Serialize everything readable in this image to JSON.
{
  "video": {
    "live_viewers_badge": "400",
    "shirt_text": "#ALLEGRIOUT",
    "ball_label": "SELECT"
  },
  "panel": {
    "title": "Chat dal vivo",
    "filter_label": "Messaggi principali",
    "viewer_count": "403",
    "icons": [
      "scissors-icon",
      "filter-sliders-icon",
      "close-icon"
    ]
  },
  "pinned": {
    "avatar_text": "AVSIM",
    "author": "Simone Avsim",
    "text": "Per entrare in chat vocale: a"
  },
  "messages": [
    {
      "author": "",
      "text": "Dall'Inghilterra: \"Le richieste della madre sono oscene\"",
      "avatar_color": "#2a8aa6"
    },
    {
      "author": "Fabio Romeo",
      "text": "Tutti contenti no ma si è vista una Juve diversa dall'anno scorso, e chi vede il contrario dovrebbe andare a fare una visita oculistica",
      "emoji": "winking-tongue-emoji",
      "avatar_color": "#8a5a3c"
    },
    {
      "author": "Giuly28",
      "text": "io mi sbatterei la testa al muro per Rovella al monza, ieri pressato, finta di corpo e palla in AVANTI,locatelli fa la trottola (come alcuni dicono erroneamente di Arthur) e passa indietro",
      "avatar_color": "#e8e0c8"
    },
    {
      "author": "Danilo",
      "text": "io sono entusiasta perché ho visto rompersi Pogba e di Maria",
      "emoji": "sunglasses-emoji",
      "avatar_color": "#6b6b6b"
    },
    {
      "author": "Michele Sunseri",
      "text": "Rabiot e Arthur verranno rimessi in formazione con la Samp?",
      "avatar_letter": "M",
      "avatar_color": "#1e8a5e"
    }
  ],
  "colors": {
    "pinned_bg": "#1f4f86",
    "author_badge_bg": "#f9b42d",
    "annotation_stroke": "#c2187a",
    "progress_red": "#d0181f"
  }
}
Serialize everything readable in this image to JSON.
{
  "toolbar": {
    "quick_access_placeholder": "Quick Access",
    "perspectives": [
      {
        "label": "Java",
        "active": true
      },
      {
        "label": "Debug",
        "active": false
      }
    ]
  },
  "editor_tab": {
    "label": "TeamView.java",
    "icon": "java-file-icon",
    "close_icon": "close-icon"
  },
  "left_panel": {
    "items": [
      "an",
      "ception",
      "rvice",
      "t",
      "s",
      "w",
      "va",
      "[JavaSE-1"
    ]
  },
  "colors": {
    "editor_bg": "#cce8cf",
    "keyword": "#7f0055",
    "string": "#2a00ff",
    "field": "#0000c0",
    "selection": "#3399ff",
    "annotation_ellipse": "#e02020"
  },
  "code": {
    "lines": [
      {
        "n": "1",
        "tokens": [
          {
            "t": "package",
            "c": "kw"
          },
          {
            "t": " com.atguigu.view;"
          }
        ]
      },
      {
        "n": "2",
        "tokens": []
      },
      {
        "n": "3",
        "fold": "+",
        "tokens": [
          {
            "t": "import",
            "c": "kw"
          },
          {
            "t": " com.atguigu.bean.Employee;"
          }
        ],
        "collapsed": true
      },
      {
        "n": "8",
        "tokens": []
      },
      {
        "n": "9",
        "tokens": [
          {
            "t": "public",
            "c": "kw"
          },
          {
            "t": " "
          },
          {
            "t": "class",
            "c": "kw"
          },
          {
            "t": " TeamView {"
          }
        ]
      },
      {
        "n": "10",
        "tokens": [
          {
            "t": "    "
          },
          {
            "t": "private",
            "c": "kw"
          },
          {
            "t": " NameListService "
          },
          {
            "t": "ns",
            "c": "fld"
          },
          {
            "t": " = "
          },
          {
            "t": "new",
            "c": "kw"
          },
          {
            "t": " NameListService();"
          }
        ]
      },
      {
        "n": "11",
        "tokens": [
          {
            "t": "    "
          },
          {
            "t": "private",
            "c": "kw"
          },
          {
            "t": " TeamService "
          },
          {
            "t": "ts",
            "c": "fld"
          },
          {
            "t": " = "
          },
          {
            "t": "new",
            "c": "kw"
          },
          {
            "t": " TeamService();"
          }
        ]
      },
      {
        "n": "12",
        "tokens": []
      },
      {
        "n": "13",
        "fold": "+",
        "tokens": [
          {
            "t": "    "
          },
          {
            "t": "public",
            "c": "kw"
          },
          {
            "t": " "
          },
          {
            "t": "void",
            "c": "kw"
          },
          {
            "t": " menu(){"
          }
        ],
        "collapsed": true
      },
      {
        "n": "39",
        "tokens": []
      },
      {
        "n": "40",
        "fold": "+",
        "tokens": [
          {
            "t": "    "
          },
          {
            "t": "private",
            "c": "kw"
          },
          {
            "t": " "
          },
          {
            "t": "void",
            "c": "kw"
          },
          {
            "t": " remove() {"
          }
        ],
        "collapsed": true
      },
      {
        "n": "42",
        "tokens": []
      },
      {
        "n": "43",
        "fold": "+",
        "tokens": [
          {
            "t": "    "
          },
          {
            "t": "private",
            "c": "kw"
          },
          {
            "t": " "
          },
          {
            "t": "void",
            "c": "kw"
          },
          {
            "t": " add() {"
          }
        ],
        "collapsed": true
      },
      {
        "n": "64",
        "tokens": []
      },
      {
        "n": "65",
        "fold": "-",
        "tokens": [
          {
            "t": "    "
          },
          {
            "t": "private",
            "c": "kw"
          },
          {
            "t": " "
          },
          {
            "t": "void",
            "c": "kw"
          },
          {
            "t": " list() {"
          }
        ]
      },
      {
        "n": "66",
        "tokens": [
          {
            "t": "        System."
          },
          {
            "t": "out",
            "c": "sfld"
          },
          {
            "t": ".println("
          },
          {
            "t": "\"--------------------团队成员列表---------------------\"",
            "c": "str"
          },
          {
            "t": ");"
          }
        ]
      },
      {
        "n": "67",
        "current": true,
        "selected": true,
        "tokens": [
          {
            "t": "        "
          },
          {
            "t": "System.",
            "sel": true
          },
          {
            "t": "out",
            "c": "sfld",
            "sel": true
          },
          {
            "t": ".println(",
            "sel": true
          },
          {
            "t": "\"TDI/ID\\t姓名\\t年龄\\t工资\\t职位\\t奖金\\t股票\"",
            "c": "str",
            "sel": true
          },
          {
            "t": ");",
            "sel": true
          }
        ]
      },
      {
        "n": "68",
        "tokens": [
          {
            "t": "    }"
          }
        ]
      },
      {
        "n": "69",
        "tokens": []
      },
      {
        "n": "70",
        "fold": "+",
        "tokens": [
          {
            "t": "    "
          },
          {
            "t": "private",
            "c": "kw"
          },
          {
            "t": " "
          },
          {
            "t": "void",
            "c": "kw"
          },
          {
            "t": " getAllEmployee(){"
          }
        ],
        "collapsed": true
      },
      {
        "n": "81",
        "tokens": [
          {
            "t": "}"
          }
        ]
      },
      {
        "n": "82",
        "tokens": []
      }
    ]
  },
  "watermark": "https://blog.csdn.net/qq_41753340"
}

■ Task prompt:
Give the records above again, word for word.

■ Written solution:
Serialize everything readable in this image to JSON.
{
  "video": {
    "live_viewers_badge": "400",
    "shirt_text": "#ALLEGRIOUT",
    "ball_label": "SELECT"
  },
  "panel": {
    "title": "Chat dal vivo",
    "filter_label": "Messaggi principali",
    "viewer_count": "403",
    "icons": [
      "scissors-icon",
      "filter-sliders-icon",
      "close-icon"
    ]
  },
  "pinned": {
    "avatar_text": "AVSIM",
    "author": "Simone Avsim",
    "text": "Per entrare in chat vocale: a"
  },
  "messages": [
    {
      "author": "",
      "text": "Dall'Inghilterra: \"Le richieste della madre sono oscene\"",
      "avatar_color": "#2a8aa6"
    },
    {
      "author": "Fabio Romeo",
      "text": "Tutti contenti no ma si è vista una Juve diversa dall'anno scorso, e chi vede il contrario dovrebbe andare a fare una visita oculistica",
      "emoji": "winking-tongue-emoji",
      "avatar_color": "#8a5a3c"
    },
    {
      "author": "Giuly28",
      "text": "io mi sbatterei la testa al muro per Rovella al monza, ieri pressato, finta di corpo e palla in AVANTI,locatelli fa la trottola (come alcuni dicono erroneamente di Arthur) e passa indietro",
      "avatar_color": "#e8e0c8"
    },
    {
      "author": "Danilo",
      "text": "io sono entusiasta perché ho visto rompersi Pogba e di Maria",
      "emoji": "sunglasses-emoji",
      "avatar_color": "#6b6b6b"
    },
    {
      "author": "Michele Sunseri",
      "text": "Rabiot e Arthur verranno rimessi in formazione con la Samp?",
      "avatar_letter": "M",
      "avatar_color": "#1e8a5e"
    }
  ],
  "colors": {
    "pinned_bg": "#1f4f86",
    "author_badge_bg": "#f9b42d",
    "annotation_stroke": "#c2187a",
    "progress_red": "#d0181f"
  }
}
Serialize everything readable in this image to JSON.
{
  "toolbar": {
    "quick_access_placeholder": "Quick Access",
    "perspectives": [
      {
        "label": "Java",
        "active": true
      },
      {
        "label": "Debug",
        "active": false
      }
    ]
  },
  "editor_tab": {
    "label": "TeamView.java",
    "icon": "java-file-icon",
    "close_icon": "close-icon"
  },
  "left_panel": {
    "items": [
      "an",
      "ception",
      "rvice",
      "t",
      "s",
      "w",
      "va",
      "[JavaSE-1"
    ]
  },
  "colors": {
    "editor_bg": "#cce8cf",
    "keyword": "#7f0055",
    "string": "#2a00ff",
    "field": "#0000c0",
    "selection": "#3399ff",
    "annotation_ellipse": "#e02020"
  },
  "code": {
    "lines": [
      {
        "n": "1",
        "tokens": [
          {
            "t": "package",
            "c": "kw"
          },
          {
            "t": " com.atguigu.view;"
          }
        ]
      },
      {
        "n": "2",
        "tokens": []
      },
      {
        "n": "3",
        "fold": "+",
        "tokens": [
          {
            "t": "import",
            "c": "kw"
          },
          {
            "t": " com.atguigu.bean.Employee;"
          }
        ],
        "collapsed": true
      },
      {
        "n": "8",
        "tokens": []
      },
      {
        "n": "9",
        "tokens": [
          {
            "t": "public",
            "c": "kw"
          },
          {
            "t": " "
          },
          {
            "t": "class",
            "c": "kw"
          },
          {
            "t": " TeamView {"
          }
        ]
      },
      {
        "n": "10",
        "tokens": [
          {
            "t": "    "
          },
          {
            "t": "private",
            "c": "kw"
          },
          {
            "t": " NameListService "
          },
          {
            "t": "ns",
            "c": "fld"
          },
          {
            "t": " = "
          },
          {
            "t": "new",
            "c": "kw"
          },
          {
            "t": " NameListService();"
          }
        ]
      },
      {
        "n": "11",
        "tokens": [
          {
            "t": "    "
          },
          {
            "t": "private",
            "c": "kw"
          },
          {
            "t": " TeamService "
          },
          {
            "t": "ts",
            "c": "fld"
          },
          {
            "t": " = "
          },
          {
            "t": "new",
            "c": "kw"
          },
          {
            "t": " TeamService();"
          }
        ]
      },
      {
        "n": "12",
        "tokens": []
      },
      {
        "n": "13",
        "fold": "+",
        "tokens": [
          {
            "t": "    "
          },
          {
            "t": "public",
            "c": "kw"
          },
          {
            "t": " "
          },
          {
            "t": "void",
            "c": "kw"
          },
          {
            "t": " menu(){"
          }
        ],
        "collapsed": true
      },
      {
        "n": "39",
        "tokens": []
      },
      {
        "n": "40",
        "fold": "+",
        "tokens": [
          {
            "t": "    "
          },
          {
            "t": "private",
            "c": "kw"
          },
          {
            "t": " "
          },
          {
            "t": "void",
            "c": "kw"
          },
          {
            "t": " remove() {"
          }
        ],
        "collapsed": true
      },
      {
        "n": "42",
        "tokens": []
      },
      {
        "n": "43",
        "fold": "+",
        "tokens": [
          {
            "t": "    "
          },
          {
            "t": "private",
            "c": "kw"
          },
          {
            "t": " "
          },
          {
            "t": "void",
            "c": "kw"
          },
          {
            "t": " add() {"
          }
        ],
        "collapsed": true
      },
      {
        "n": "64",
        "tokens": []
      },
      {
        "n": "65",
        "fold": "-",
        "tokens": [
          {
            "t": "    "
          },
          {
            "t": "private",
            "c": "kw"
          },
          {
            "t": " "
          },
          {
            "t": "void",
            "c": "kw"
          },
          {
            "t": " list() {"
          }
        ]
      },
      {
        "n": "66",
        "tokens": [
          {
            "t": "        System."
          },
          {
            "t": "out",
            "c": "sfld"
          },
          {
            "t": ".println("
          },
          {
            "t": "\"--------------------团队成员列表---------------------\"",
            "c": "str"
          },
          {
            "t": ");"
          }
        ]
      },
      {
        "n": "67",
        "current": true,
        "selected": true,
        "tokens": [
          {
            "t": "        "
          },
          {
            "t": "System.",
            "sel": true
          },
          {
            "t": "out",
            "c": "sfld",
            "sel": true
          },
          {
            "t": ".println(",
            "sel": true
          },
          {
            "t": "\"TDI/ID\\t姓名\\t年龄\\t工资\\t职位\\t奖金\\t股票\"",
            "c": "str",
            "sel": true
          },
          {
            "t": ");",
            "sel": true
          }
        ]
      },
      {
        "n": "68",
        "tokens": [
          {
            "t": "    }"
          }
        ]
      },
      {
        "n": "69",
        "tokens": []
      },
      {
        "n": "70",
        "fold": "+",
        "tokens": [
          {
            "t": "    "
          },
          {
            "t": "private",
            "c": "kw"
          },
          {
            "t": " "
          },
          {
            "t": "void",
            "c": "kw"
          },
          {
            "t": " getAllEmployee(){"
          }
        ],
        "collapsed": true
      },
      {
        "n": "81",
        "tokens": [
          {
            "t": "}"
          }
        ]
      },
      {
        "n": "82",
        "tokens": []
      }
    ]
  },
  "watermark": "https://blog.csdn.net/qq_41753340"
}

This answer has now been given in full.